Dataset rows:

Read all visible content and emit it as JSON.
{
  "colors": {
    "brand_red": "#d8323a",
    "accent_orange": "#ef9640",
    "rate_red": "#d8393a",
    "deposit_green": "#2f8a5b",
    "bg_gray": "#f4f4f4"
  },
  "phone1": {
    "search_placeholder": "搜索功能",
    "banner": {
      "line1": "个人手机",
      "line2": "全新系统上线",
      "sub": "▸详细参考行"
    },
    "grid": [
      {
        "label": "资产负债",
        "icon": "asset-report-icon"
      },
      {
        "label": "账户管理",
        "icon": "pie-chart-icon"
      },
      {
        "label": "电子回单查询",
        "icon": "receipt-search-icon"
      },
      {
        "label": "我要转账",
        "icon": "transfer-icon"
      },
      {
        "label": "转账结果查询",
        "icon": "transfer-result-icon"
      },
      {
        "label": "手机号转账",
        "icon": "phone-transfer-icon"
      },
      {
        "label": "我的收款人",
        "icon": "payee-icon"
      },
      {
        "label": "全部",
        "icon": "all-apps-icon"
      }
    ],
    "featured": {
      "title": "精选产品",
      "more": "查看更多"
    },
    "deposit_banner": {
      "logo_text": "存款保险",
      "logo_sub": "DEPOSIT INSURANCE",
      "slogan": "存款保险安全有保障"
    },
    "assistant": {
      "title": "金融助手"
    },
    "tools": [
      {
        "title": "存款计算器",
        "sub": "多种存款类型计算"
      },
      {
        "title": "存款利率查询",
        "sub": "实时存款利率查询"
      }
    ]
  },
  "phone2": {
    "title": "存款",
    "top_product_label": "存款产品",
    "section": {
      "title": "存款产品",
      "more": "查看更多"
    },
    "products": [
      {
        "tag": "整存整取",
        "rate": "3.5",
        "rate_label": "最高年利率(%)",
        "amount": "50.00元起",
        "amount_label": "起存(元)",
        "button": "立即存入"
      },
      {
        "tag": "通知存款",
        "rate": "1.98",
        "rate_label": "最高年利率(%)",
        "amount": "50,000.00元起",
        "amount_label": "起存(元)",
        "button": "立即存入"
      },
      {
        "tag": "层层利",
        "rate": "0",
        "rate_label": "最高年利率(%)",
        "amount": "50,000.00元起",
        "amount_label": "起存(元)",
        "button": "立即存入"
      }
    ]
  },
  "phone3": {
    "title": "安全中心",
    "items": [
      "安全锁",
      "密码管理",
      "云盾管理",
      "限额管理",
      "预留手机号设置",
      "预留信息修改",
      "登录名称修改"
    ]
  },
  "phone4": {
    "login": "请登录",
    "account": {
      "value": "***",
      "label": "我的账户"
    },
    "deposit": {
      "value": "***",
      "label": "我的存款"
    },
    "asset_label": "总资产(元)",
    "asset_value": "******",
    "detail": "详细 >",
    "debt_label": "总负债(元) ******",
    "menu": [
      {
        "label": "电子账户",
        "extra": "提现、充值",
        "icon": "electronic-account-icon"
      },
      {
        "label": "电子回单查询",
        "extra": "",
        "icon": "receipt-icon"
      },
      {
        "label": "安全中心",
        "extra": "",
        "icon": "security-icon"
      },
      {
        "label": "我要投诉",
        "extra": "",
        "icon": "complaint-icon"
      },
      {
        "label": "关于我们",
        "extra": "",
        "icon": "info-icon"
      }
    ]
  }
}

• **INSTRUCTION**:
Go through the records and print each one exactly.

• **SOLVED PROBLEM**:
Read all visible content and emit it as JSON.
{
  "colors": {
    "brand_red": "#d8323a",
    "accent_orange": "#ef9640",
    "rate_red": "#d8393a",
    "deposit_green": "#2f8a5b",
    "bg_gray": "#f4f4f4"
  },
  "phone1": {
    "search_placeholder": "搜索功能",
    "banner": {
      "line1": "个人手机",
      "line2": "全新系统上线",
      "sub": "▸详细参考行"
    },
    "grid": [
      {
        "label": "资产负债",
        "icon": "asset-report-icon"
      },
      {
        "label": "账户管理",
        "icon": "pie-chart-icon"
      },
      {
        "label": "电子回单查询",
        "icon": "receipt-search-icon"
      },
      {
        "label": "我要转账",
        "icon": "transfer-icon"
      },
      {
        "label": "转账结果查询",
        "icon": "transfer-result-icon"
      },
      {
        "label": "手机号转账",
        "icon": "phone-transfer-icon"
      },
      {
        "label": "我的收款人",
        "icon": "payee-icon"
      },
      {
        "label": "全部",
        "icon": "all-apps-icon"
      }
    ],
    "featured": {
      "title": "精选产品",
      "more": "查看更多"
    },
    "deposit_banner": {
      "logo_text": "存款保险",
      "logo_sub": "DEPOSIT INSURANCE",
      "slogan": "存款保险安全有保障"
    },
    "assistant": {
      "title": "金融助手"
    },
    "tools": [
      {
        "title": "存款计算器",
        "sub": "多种存款类型计算"
      },
      {
        "title": "存款利率查询",
        "sub": "实时存款利率查询"
      }
    ]
  },
  "phone2": {
    "title": "存款",
    "top_product_label": "存款产品",
    "section": {
      "title": "存款产品",
      "more": "查看更多"
    },
    "products": [
      {
        "tag": "整存整取",
        "rate": "3.5",
        "rate_label": "最高年利率(%)",
        "amount": "50.00元起",
        "amount_label": "起存(元)",
        "button": "立即存入"
      },
      {
        "tag": "通知存款",
        "rate": "1.98",
        "rate_label": "最高年利率(%)",
        "amount": "50,000.00元起",
        "amount_label": "起存(元)",
        "button": "立即存入"
      },
      {
        "tag": "层层利",
        "rate": "0",
        "rate_label": "最高年利率(%)",
        "amount": "50,000.00元起",
        "amount_label": "起存(元)",
        "button": "立即存入"
      }
    ]
  },
  "phone3": {
    "title": "安全中心",
    "items": [
      "安全锁",
      "密码管理",
      "云盾管理",
      "限额管理",
      "预留手机号设置",
      "预留信息修改",
      "登录名称修改"
    ]
  },
  "phone4": {
    "login": "请登录",
    "account": {
      "value": "***",
      "label": "我的账户"
    },
    "deposit": {
      "value": "***",
      "label": "我的存款"
    },
    "asset_label": "总资产(元)",
    "asset_value": "******",
    "detail": "详细 >",
    "debt_label": "总负债(元) ******",
    "menu": [
      {
        "label": "电子账户",
        "extra": "提现、充值",
        "icon": "electronic-account-icon"
      },
      {
        "label": "电子回单查询",
        "extra": "",
        "icon": "receipt-icon"
      },
      {
        "label": "安全中心",
        "extra": "",
        "icon": "security-icon"
      },
      {
        "label": "我要投诉",
        "extra": "",
        "icon": "complaint-icon"
      },
      {
        "label": "关于我们",
        "extra": "",
        "icon": "info-icon"
      }
    ]
  }
}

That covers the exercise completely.